* Start Data for this exercise *

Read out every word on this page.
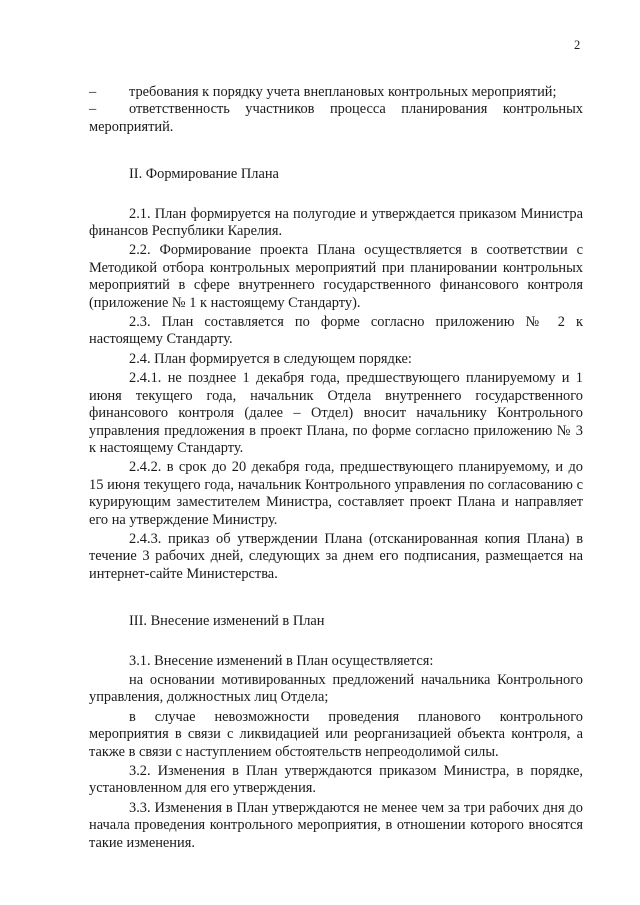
2

– требования к порядку учета внеплановых контрольных мероприятий;

– ответственность участников процесса планирования контрольных мероприятий.

II. Формирование Плана

2.1. План формируется на полугодие и утверждается приказом Министра финансов Республики Карелия.

2.2. Формирование проекта Плана осуществляется в соответствии с Методикой отбора контрольных мероприятий при планировании контрольных мероприятий в сфере внутреннего государственного финансового контроля (приложение № 1 к настоящему Стандарту).

2.3. План составляется по форме согласно приложению № 2 к настоящему Стандарту.

2.4. План формируется в следующем порядке:

2.4.1. не позднее 1 декабря года, предшествующего планируемому и 1 июня текущего года, начальник Отдела внутреннего государственного финансового контроля (далее – Отдел) вносит начальнику Контрольного управления предложения в проект Плана, по форме согласно приложению № 3 к настоящему Стандарту.

2.4.2. в срок до 20 декабря года, предшествующего планируемому, и до 15 июня текущего года, начальник Контрольного управления по согласованию с курирующим заместителем Министра, составляет проект Плана и направляет его на утверждение Министру.

2.4.3. приказ об утверждении Плана (отсканированная копия Плана) в течение 3 рабочих дней, следующих за днем его подписания, размещается на интернет-сайте Министерства.

III. Внесение изменений в План

3.1. Внесение изменений в План осуществляется:

на основании мотивированных предложений начальника Контрольного управления, должностных лиц Отдела;

в случае невозможности проведения планового контрольного мероприятия в связи с ликвидацией или реорганизацией объекта контроля, а также в связи с наступлением обстоятельств непреодолимой силы.

3.2. Изменения в План утверждаются приказом Министра, в порядке, установленном для его утверждения.

3.3. Изменения в План утверждаются не менее чем за три рабочих дня до начала проведения контрольного мероприятия, в отношении которого вносятся такие изменения.
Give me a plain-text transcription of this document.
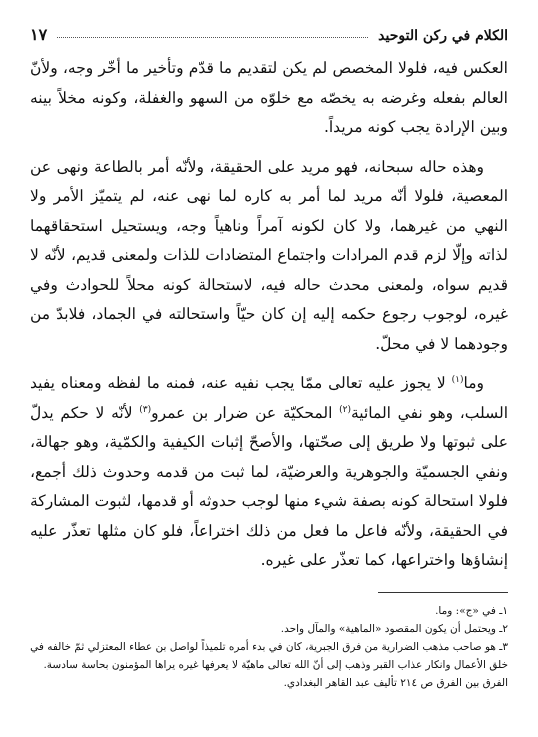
الكلام في ركن التوحيد
١٧

العكس فيه، فلولا المخصص لم يكن لتقديم ما قدّم وتأخير ما أخّر وجه، ولأنّ العالم بفعله وغرضه به يخصّه مع خلوّه من السهو والغفلة، وكونه مخلاً بينه وبين الإرادة يجب كونه مريداً.

وهذه حاله سبحانه، فهو مريد على الحقيقة، ولأنّه أمر بالطاعة ونهى عن المعصية، فلولا أنّه مريد لما أمر به كاره لما نهى عنه، لم يتميّز الأمر ولا النهي من غيرهما، ولا كان لكونه آمراً وناهياً وجه، ويستحيل استحقاقهما لذاته وإلّا لزم قدم المرادات واجتماع المتضادات للذات ولمعنى قديم، لأنّه لا قديم سواه، ولمعنى محدث حاله فيه، لاستحالة كونه محلاً للحوادث وفي غيره، لوجوب رجوع حكمه إليه إن كان حيّاً واستحالته في الجماد، فلابدّ من وجودهما لا في محلّ.

وما$^{(١)}$ لا يجوز عليه تعالى ممّا يجب نفيه عنه، فمنه ما لفظه ومعناه يفيد السلب، وهو نفي المائية$^{(٢)}$ المحكيّة عن ضرار بن عمرو$^{(٣)}$ لأنّه لا حكم يدلّ على ثبوتها ولا طريق إلى صحّتها، والأصحّ إثبات الكيفية والكمّية، وهو جهالة، ونفي الجسميّة والجوهرية والعرضيّة، لما ثبت من قدمه وحدوث ذلك أجمع، فلولا استحالة كونه بصفة شيء منها لوجب حدوثه أو قدمها، لثبوت المشاركة في الحقيقة، ولأنّه فاعل ما فعل من ذلك اختراعاً، فلو كان مثلها تعذّر عليه إنشاؤها واختراعها، كما تعذّر على غيره.

١ـ في «ج»: وما.

٢ـ ويحتمل أن يكون المقصود «الماهية» والمآل واحد.

٣ـ هو صاحب مذهب الضرارية من فرق الجبرية، كان في بدء أمره تلميذاً لواصل بن عطاء المعتزلي ثمّ خالفه في خلق الأعمال وانكار عذاب القبر وذهب إلى أنّ الله تعالى ماهيّة لا يعرفها غيره يراها المؤمنون بحاسة سادسة. الفرق بين الفرق ص ٢١٤ تأليف عبد القاهر البغدادي.
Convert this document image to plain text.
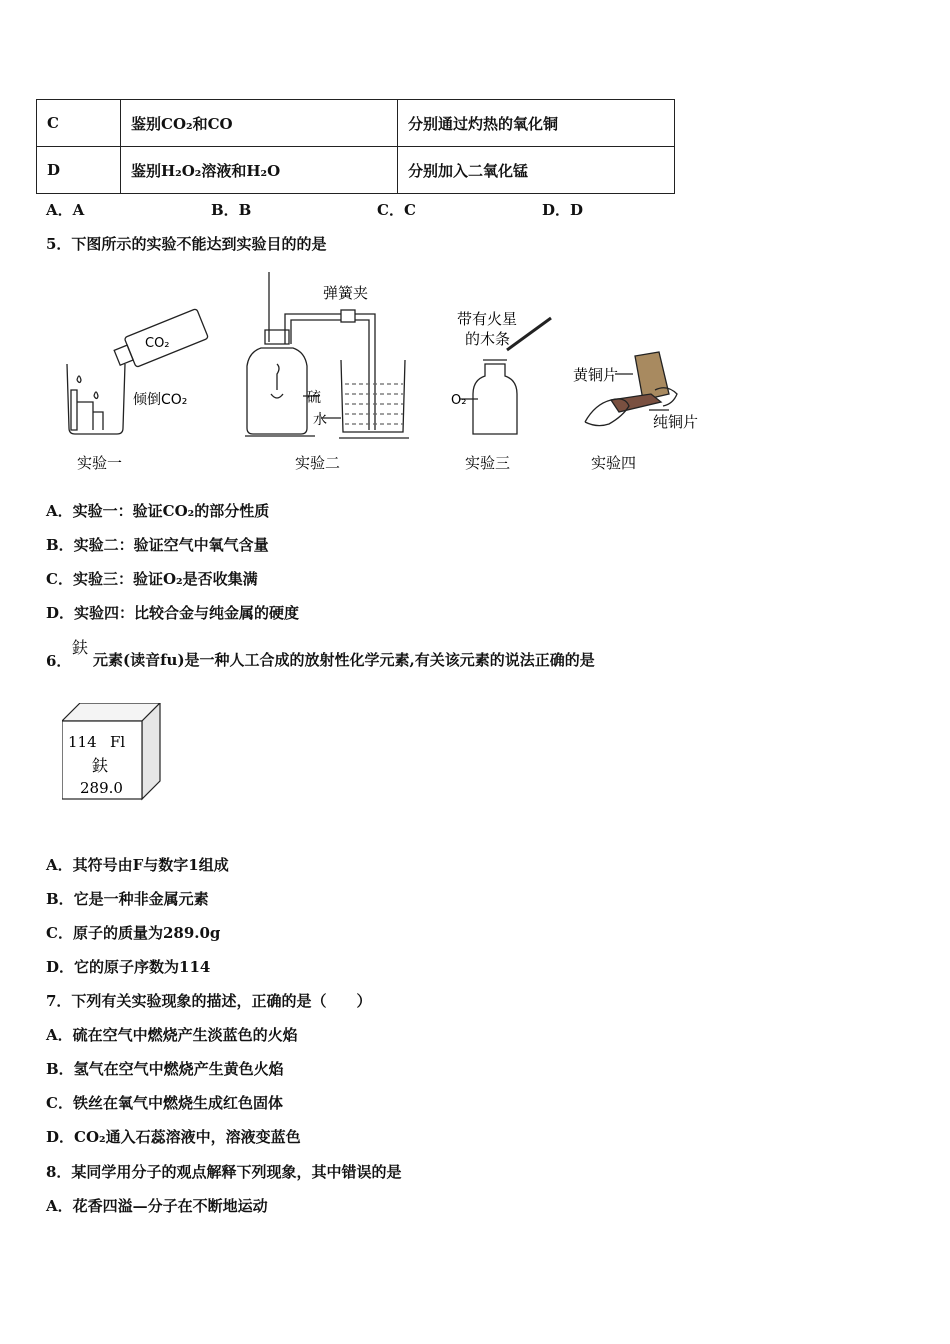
C	鉴别CO₂和CO	分别通过灼热的氧化铜
D	鉴别H₂O₂溶液和H₂O	分别加入二氧化锰
A．A	B．B	C．C	D．D
5．下图所示的实验不能达到实验目的的是
CO₂
倾倒CO₂
弹簧夹
硫
水
带有火星
的木条
O₂
黄铜片
纯铜片
实验一	实验二	实验三	实验四
A．实验一：验证CO₂的部分性质
B．实验二：验证空气中氧气含量
C．实验三：验证O₂是否收集满
D．实验四：比较合金与纯金属的硬度
6．
鈇
元素(读音fu)是一种人工合成的放射性化学元素,有关该元素的说法正确的是
114 Fl
鈇
289.0
A．其符号由F与数字1组成
B．它是一种非金属元素
C．原子的质量为289.0g
D．它的原子序数为114
7．下列有关实验现象的描述，正确的是（　　）
A．硫在空气中燃烧产生淡蓝色的火焰
B．氢气在空气中燃烧产生黄色火焰
C．铁丝在氧气中燃烧生成红色固体
D．CO₂通入石蕊溶液中，溶液变蓝色
8．某同学用分子的观点解释下列现象，其中错误的是
A．花香四溢—分子在不断地运动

* End Data for this exercise *

> [Written request] Your task is to retype the lines running from the one that contains "Convert this document image to plain text." through the end of the records, and nothing else. Pictures are not part of the copy.

> [Expected answer]
Convert this document image to plain text.
C	鉴别CO₂和CO	分别通过灼热的氧化铜
D	鉴别H₂O₂溶液和H₂O	分别加入二氧化锰
A．A	B．B	C．C	D．D
5．下图所示的实验不能达到实验目的的是
CO₂
倾倒CO₂
弹簧夹
硫
水
带有火星
的木条
O₂
黄铜片
纯铜片
实验一	实验二	实验三	实验四
A．实验一：验证CO₂的部分性质
B．实验二：验证空气中氧气含量
C．实验三：验证O₂是否收集满
D．实验四：比较合金与纯金属的硬度
6．
鈇
元素(读音fu)是一种人工合成的放射性化学元素,有关该元素的说法正确的是
114 Fl
鈇
289.0
A．其符号由F与数字1组成
B．它是一种非金属元素
C．原子的质量为289.0g
D．它的原子序数为114
7．下列有关实验现象的描述，正确的是（　　）
A．硫在空气中燃烧产生淡蓝色的火焰
B．氢气在空气中燃烧产生黄色火焰
C．铁丝在氧气中燃烧生成红色固体
D．CO₂通入石蕊溶液中，溶液变蓝色
8．某同学用分子的观点解释下列现象，其中错误的是
A．花香四溢—分子在不断地运动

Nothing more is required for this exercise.